begin EXTRACTED INFORMATION

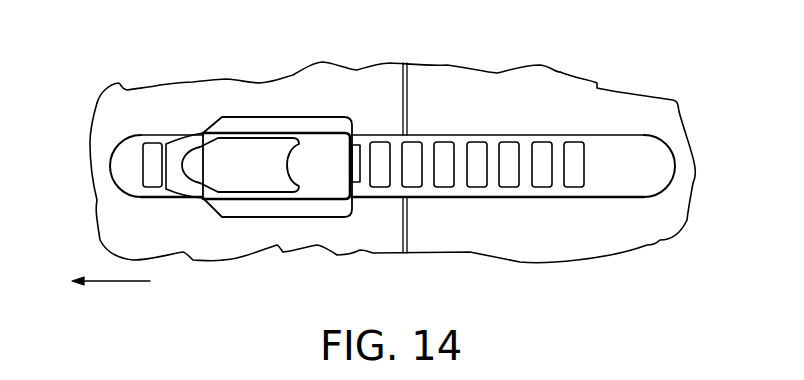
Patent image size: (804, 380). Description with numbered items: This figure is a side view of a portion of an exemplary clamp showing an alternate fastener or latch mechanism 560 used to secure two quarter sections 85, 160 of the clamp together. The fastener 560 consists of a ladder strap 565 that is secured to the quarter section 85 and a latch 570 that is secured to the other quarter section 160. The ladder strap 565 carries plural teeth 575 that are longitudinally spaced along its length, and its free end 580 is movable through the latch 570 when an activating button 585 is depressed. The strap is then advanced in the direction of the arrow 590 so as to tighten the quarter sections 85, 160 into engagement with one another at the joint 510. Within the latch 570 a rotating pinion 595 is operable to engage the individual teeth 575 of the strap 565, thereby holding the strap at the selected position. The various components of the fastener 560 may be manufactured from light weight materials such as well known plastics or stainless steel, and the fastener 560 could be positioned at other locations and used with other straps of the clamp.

The quarter section 85 is at (626, 118).
The quarter section 160 is at (178, 98).
The joint 510 is at (407, 103).
The fastener or latch mechanism 560 is at (348, 230).
The ladder strap 565 is at (650, 165).
The latch 570 is at (293, 127).
The teeth 575 is at (505, 160).
The free end 580 is at (125, 163).
The activating button 585 is at (237, 158).
The arrow 590 is at (118, 282).
The rotating pinion 595 is at (363, 145).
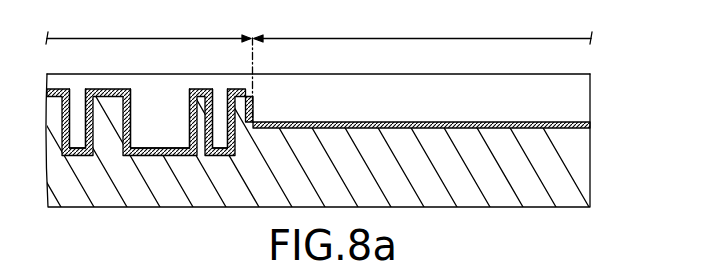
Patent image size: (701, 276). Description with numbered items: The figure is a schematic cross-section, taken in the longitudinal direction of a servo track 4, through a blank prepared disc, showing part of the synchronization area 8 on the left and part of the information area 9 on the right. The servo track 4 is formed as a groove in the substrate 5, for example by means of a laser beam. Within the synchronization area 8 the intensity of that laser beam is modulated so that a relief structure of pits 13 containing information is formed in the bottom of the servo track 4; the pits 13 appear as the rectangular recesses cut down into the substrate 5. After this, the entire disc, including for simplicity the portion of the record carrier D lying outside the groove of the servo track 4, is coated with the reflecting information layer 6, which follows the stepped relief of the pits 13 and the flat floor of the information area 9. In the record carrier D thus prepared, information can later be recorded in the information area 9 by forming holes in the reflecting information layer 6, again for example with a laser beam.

The servo track 4 is at (608, 102).
The substrate 5 is at (570, 172).
The reflecting information layer 6 is at (570, 124).
The synchronization area 8 is at (186, 34).
The information area 9 is at (405, 38).
The pits 13 is at (217, 89).
The record carrier D is at (531, 69).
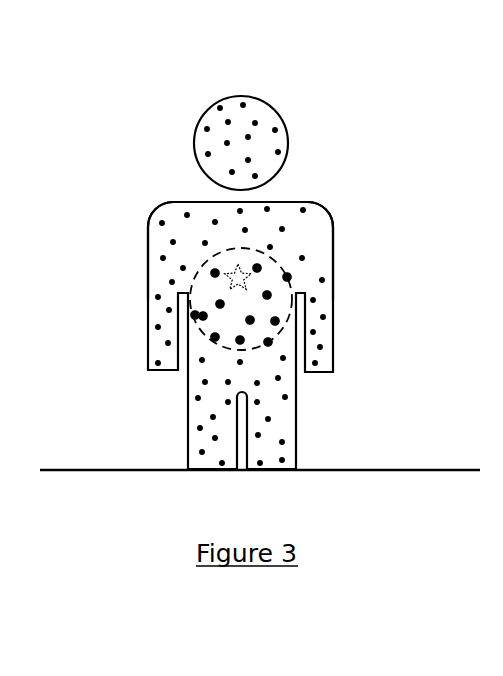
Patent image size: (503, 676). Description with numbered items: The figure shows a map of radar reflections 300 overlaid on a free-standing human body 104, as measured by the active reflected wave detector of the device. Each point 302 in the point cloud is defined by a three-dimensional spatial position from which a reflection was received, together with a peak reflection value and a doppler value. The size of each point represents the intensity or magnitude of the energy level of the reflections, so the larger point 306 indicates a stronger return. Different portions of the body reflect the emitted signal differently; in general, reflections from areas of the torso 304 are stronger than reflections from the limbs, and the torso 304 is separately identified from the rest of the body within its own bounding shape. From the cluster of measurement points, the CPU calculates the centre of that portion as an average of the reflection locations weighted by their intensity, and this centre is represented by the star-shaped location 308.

The subject body environment 300 is at (108, 89).
The human body 104 is at (160, 213).
The point 302 is at (316, 243).
The torso 304 is at (196, 275).
The larger point 306 is at (213, 337).
The location 308 is at (246, 286).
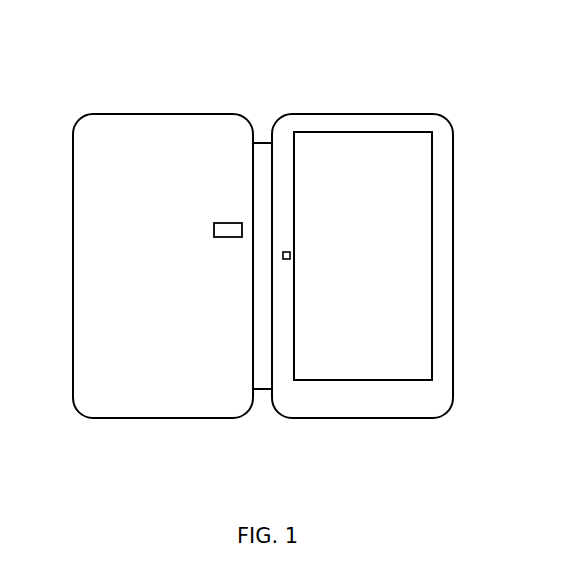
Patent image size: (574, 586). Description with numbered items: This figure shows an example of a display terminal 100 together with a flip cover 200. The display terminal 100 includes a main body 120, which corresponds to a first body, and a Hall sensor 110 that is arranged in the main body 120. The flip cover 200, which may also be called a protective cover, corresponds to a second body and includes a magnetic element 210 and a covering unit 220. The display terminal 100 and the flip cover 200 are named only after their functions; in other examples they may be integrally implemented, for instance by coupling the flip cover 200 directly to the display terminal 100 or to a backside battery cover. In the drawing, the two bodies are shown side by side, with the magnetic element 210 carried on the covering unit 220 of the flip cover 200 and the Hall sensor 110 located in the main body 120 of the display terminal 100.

The display terminal 100 is at (352, 101).
The Hall sensor 110 is at (290, 256).
The main body 120 is at (365, 419).
The flip cover 200 is at (155, 101).
The magnetic element 210 is at (214, 230).
The covering unit 220 is at (165, 419).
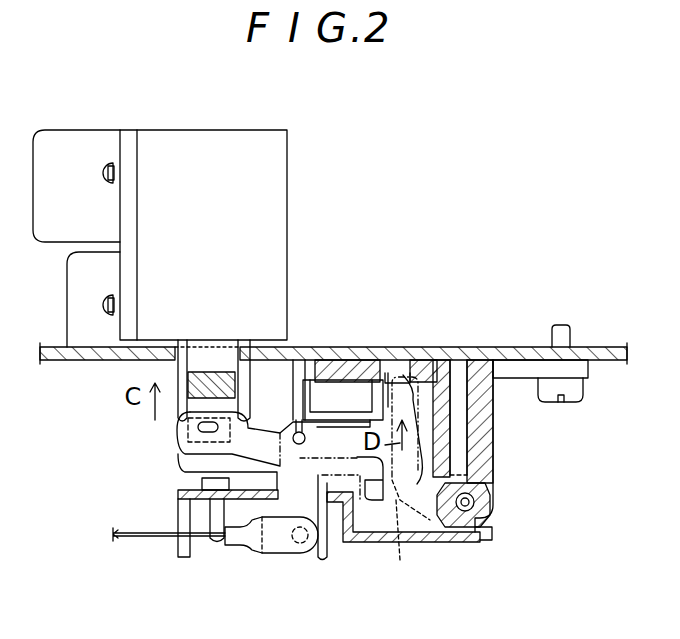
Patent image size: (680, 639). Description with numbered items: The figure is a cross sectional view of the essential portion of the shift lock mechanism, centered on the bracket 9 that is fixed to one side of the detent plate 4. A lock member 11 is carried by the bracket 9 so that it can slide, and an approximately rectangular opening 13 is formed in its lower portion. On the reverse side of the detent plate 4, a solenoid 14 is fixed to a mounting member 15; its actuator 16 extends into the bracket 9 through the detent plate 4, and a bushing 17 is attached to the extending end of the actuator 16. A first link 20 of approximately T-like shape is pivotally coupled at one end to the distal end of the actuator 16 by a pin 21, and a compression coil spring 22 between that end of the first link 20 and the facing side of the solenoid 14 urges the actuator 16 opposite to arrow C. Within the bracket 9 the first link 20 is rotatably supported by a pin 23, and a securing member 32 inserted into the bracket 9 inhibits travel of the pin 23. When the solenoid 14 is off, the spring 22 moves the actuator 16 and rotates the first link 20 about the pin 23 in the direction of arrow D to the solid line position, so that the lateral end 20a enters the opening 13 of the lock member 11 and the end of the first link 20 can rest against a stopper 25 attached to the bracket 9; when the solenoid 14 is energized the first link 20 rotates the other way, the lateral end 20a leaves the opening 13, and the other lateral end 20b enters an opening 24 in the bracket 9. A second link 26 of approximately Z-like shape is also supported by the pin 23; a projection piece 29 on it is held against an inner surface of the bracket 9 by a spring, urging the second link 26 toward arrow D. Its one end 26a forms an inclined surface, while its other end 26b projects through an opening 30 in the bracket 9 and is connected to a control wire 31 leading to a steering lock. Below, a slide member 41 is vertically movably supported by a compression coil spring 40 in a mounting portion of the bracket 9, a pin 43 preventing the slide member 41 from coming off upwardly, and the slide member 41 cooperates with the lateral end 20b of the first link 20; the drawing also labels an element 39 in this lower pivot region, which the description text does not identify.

The detent plate 4 is at (507, 347).
The bracket 9 is at (493, 416).
The lock member 11 is at (313, 350).
The opening 13 is at (420, 365).
The solenoid 14 is at (236, 130).
The mounting member 15 is at (120, 207).
The actuator 16 is at (188, 372).
The bushing 17 is at (205, 423).
The first link 20 is at (188, 488).
The lateral end 20a is at (408, 373).
The lateral end 20b is at (395, 542).
The pin 21 is at (190, 450).
The compression coil spring 22 is at (252, 422).
The pin 23 is at (308, 430).
The opening 24 is at (372, 542).
The stopper 25 is at (200, 492).
The second link 26 is at (327, 540).
The one end 26a is at (350, 360).
The other end 26b is at (300, 555).
The projection piece 29 is at (340, 542).
The opening 30 is at (255, 545).
The control wire 31 is at (148, 540).
The securing member 32 is at (280, 353).
The pivot block 39 is at (483, 490).
The compression coil spring 40 is at (475, 502).
The slide member 41 is at (487, 520).
The pin 43 is at (457, 372).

end EXTRACTED INFORMATION

Please transcribe all of the material above line for line, leaving out the pictures.

▶ **RIGHT ANSWER**:
Patent image size: (804, 380). Description with numbered items: This figure is a side view of a portion of an exemplary clamp showing an alternate fastener or latch mechanism 560 used to secure two quarter sections 85, 160 of the clamp together. The fastener 560 consists of a ladder strap 565 that is secured to the quarter section 85 and a latch 570 that is secured to the other quarter section 160. The ladder strap 565 carries plural teeth 575 that are longitudinally spaced along its length, and its free end 580 is movable through the latch 570 when an activating button 585 is depressed. The strap is then advanced in the direction of the arrow 590 so as to tighten the quarter sections 85, 160 into engagement with one another at the joint 510. Within the latch 570 a rotating pinion 595 is operable to engage the individual teeth 575 of the strap 565, thereby holding the strap at the selected position. The various components of the fastener 560 may be manufactured from light weight materials such as well known plastics or stainless steel, and the fastener 560 could be positioned at other locations and used with other straps of the clamp.

The quarter section 85 is at (626, 118).
The quarter section 160 is at (178, 98).
The joint 510 is at (407, 103).
The fastener or latch mechanism 560 is at (348, 230).
The ladder strap 565 is at (650, 165).
The latch 570 is at (293, 127).
The teeth 575 is at (505, 160).
The free end 580 is at (125, 163).
The activating button 585 is at (237, 158).
The arrow 590 is at (118, 282).
The rotating pinion 595 is at (363, 145).
Patent image size: (701, 276). Description with numbered items: The figure is a schematic cross-section, taken in the longitudinal direction of a servo track 4, through a blank prepared disc, showing part of the synchronization area 8 on the left and part of the information area 9 on the right. The servo track 4 is formed as a groove in the substrate 5, for example by means of a laser beam. Within the synchronization area 8 the intensity of that laser beam is modulated so that a relief structure of pits 13 containing information is formed in the bottom of the servo track 4; the pits 13 appear as the rectangular recesses cut down into the substrate 5. After this, the entire disc, including for simplicity the portion of the record carrier D lying outside the groove of the servo track 4, is coated with the reflecting information layer 6, which follows the stepped relief of the pits 13 and the flat floor of the information area 9. In the record carrier D thus prepared, information can later be recorded in the information area 9 by forming holes in the reflecting information layer 6, again for example with a laser beam.

The servo track 4 is at (608, 102).
The substrate 5 is at (570, 172).
The reflecting information layer 6 is at (570, 124).
The synchronization area 8 is at (186, 34).
The information area 9 is at (405, 38).
The pits 13 is at (217, 89).
The record carrier D is at (531, 69).
Patent image size: (503, 676). Description with numbered items: The figure shows a map of radar reflections 300 overlaid on a free-standing human body 104, as measured by the active reflected wave detector of the device. Each point 302 in the point cloud is defined by a three-dimensional spatial position from which a reflection was received, together with a peak reflection value and a doppler value. The size of each point represents the intensity or magnitude of the energy level of the reflections, so the larger point 306 indicates a stronger return. Different portions of the body reflect the emitted signal differently; in general, reflections from areas of the torso 304 are stronger than reflections from the limbs, and the torso 304 is separately identified from the rest of the body within its own bounding shape. From the cluster of measurement points, the CPU calculates the centre of that portion as an average of the reflection locations weighted by their intensity, and this centre is represented by the star-shaped location 308.

The subject body environment 300 is at (108, 89).
The human body 104 is at (160, 213).
The point 302 is at (316, 243).
The torso 304 is at (196, 275).
The larger point 306 is at (213, 337).
The location 308 is at (246, 286).
Patent image size: (574, 586). Description with numbered items: This figure shows an example of a display terminal 100 together with a flip cover 200. The display terminal 100 includes a main body 120, which corresponds to a first body, and a Hall sensor 110 that is arranged in the main body 120. The flip cover 200, which may also be called a protective cover, corresponds to a second body and includes a magnetic element 210 and a covering unit 220. The display terminal 100 and the flip cover 200 are named only after their functions; in other examples they may be integrally implemented, for instance by coupling the flip cover 200 directly to the display terminal 100 or to a backside battery cover. In the drawing, the two bodies are shown side by side, with the magnetic element 210 carried on the covering unit 220 of the flip cover 200 and the Hall sensor 110 located in the main body 120 of the display terminal 100.

The display terminal 100 is at (352, 101).
The Hall sensor 110 is at (290, 256).
The main body 120 is at (365, 419).
The flip cover 200 is at (155, 101).
The magnetic element 210 is at (214, 230).
The covering unit 220 is at (165, 419).
Patent image size: (680, 639). Description with numbered items: The figure is a cross sectional view of the essential portion of the shift lock mechanism, centered on the bracket 9 that is fixed to one side of the detent plate 4. A lock member 11 is carried by the bracket 9 so that it can slide, and an approximately rectangular opening 13 is formed in its lower portion. On the reverse side of the detent plate 4, a solenoid 14 is fixed to a mounting member 15; its actuator 16 extends into the bracket 9 through the detent plate 4, and a bushing 17 is attached to the extending end of the actuator 16. A first link 20 of approximately T-like shape is pivotally coupled at one end to the distal end of the actuator 16 by a pin 21, and a compression coil spring 22 between that end of the first link 20 and the facing side of the solenoid 14 urges the actuator 16 opposite to arrow C. Within the bracket 9 the first link 20 is rotatably supported by a pin 23, and a securing member 32 inserted into the bracket 9 inhibits travel of the pin 23. When the solenoid 14 is off, the spring 22 moves the actuator 16 and rotates the first link 20 about the pin 23 in the direction of arrow D to the solid line position, so that the lateral end 20a enters the opening 13 of the lock member 11 and the end of the first link 20 can rest against a stopper 25 attached to the bracket 9; when the solenoid 14 is energized the first link 20 rotates the other way, the lateral end 20a leaves the opening 13, and the other lateral end 20b enters an opening 24 in the bracket 9. A second link 26 of approximately Z-like shape is also supported by the pin 23; a projection piece 29 on it is held against an inner surface of the bracket 9 by a spring, urging the second link 26 toward arrow D. Its one end 26a forms an inclined surface, while its other end 26b projects through an opening 30 in the bracket 9 and is connected to a control wire 31 leading to a steering lock. Below, a slide member 41 is vertically movably supported by a compression coil spring 40 in a mounting portion of the bracket 9, a pin 43 preventing the slide member 41 from coming off upwardly, and the slide member 41 cooperates with the lateral end 20b of the first link 20; the drawing also labels an element 39 in this lower pivot region, which the description text does not identify.

The detent plate 4 is at (507, 347).
The bracket 9 is at (493, 416).
The lock member 11 is at (313, 350).
The opening 13 is at (420, 365).
The solenoid 14 is at (236, 130).
The mounting member 15 is at (120, 207).
The actuator 16 is at (188, 372).
The bushing 17 is at (205, 423).
The first link 20 is at (188, 488).
The lateral end 20a is at (408, 373).
The lateral end 20b is at (395, 542).
The pin 21 is at (190, 450).
The compression coil spring 22 is at (252, 422).
The pin 23 is at (308, 430).
The opening 24 is at (372, 542).
The stopper 25 is at (200, 492).
The second link 26 is at (327, 540).
The one end 26a is at (350, 360).
The other end 26b is at (300, 555).
The projection piece 29 is at (340, 542).
The opening 30 is at (255, 545).
The control wire 31 is at (148, 540).
The securing member 32 is at (280, 353).
The pivot block 39 is at (483, 490).
The compression coil spring 40 is at (475, 502).
The slide member 41 is at (487, 520).
The pin 43 is at (457, 372).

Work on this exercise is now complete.